WHAT TO DO » Copy out every line exactly, passing over the pictures.

INFORMATION SUPPLIED »

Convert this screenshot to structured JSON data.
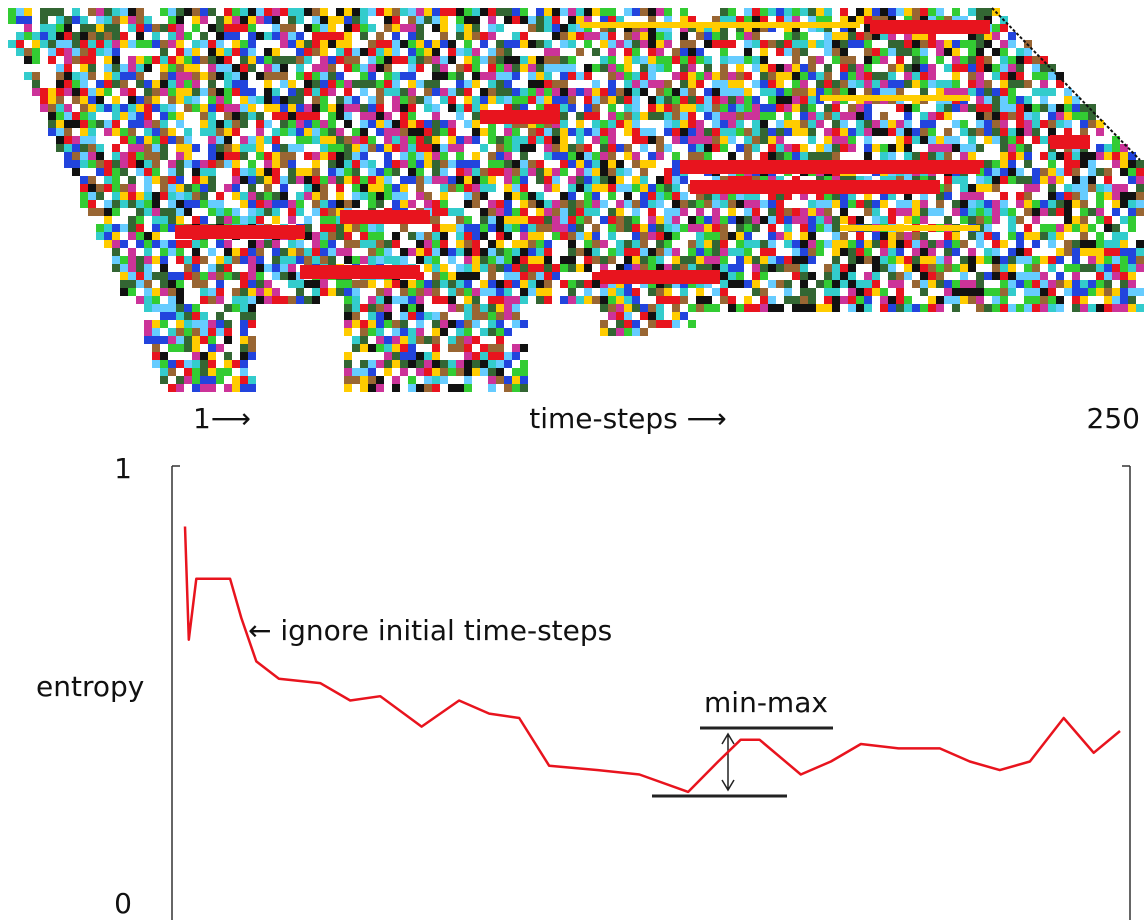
{
  "chart_data": {
    "type": "line",
    "xlabel": "time-steps ⟶",
    "ylabel": "entropy",
    "annotations": [
      "← ignore initial time-steps",
      "min-max"
    ],
    "x": [
      1,
      2,
      4,
      13,
      16,
      20,
      26,
      37,
      45,
      53,
      64,
      74,
      82,
      90,
      98,
      111,
      122,
      135,
      143,
      149,
      154,
      165,
      173,
      181,
      191,
      202,
      210,
      218,
      226,
      235,
      243,
      250
    ],
    "series": [
      {
        "color": "#e8141e",
        "values": [
          0.87,
          0.61,
          0.75,
          0.75,
          0.66,
          0.56,
          0.52,
          0.51,
          0.47,
          0.48,
          0.41,
          0.47,
          0.44,
          0.43,
          0.32,
          0.31,
          0.3,
          0.26,
          0.33,
          0.38,
          0.38,
          0.3,
          0.33,
          0.37,
          0.36,
          0.36,
          0.33,
          0.31,
          0.33,
          0.43,
          0.35,
          0.4
        ]
      }
    ],
    "xlim": [
      1,
      250
    ],
    "xticks": [
      {
        "value": 1,
        "label": "1⟶"
      },
      250
    ],
    "ylim": [
      0,
      1
    ],
    "yticks": [
      0,
      1
    ]
  }
}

RESPONSE FOR THIS EXERCISE »
Convert this screenshot to structured JSON data.
{
  "chart_data": {
    "type": "line",
    "xlabel": "time-steps ⟶",
    "ylabel": "entropy",
    "annotations": [
      "← ignore initial time-steps",
      "min-max"
    ],
    "x": [
      1,
      2,
      4,
      13,
      16,
      20,
      26,
      37,
      45,
      53,
      64,
      74,
      82,
      90,
      98,
      111,
      122,
      135,
      143,
      149,
      154,
      165,
      173,
      181,
      191,
      202,
      210,
      218,
      226,
      235,
      243,
      250
    ],
    "series": [
      {
        "color": "#e8141e",
        "values": [
          0.87,
          0.61,
          0.75,
          0.75,
          0.66,
          0.56,
          0.52,
          0.51,
          0.47,
          0.48,
          0.41,
          0.47,
          0.44,
          0.43,
          0.32,
          0.31,
          0.3,
          0.26,
          0.33,
          0.38,
          0.38,
          0.3,
          0.33,
          0.37,
          0.36,
          0.36,
          0.33,
          0.31,
          0.33,
          0.43,
          0.35,
          0.4
        ]
      }
    ],
    "xlim": [
      1,
      250
    ],
    "xticks": [
      {
        "value": 1,
        "label": "1⟶"
      },
      250
    ],
    "ylim": [
      0,
      1
    ],
    "yticks": [
      0,
      1
    ]
  }
}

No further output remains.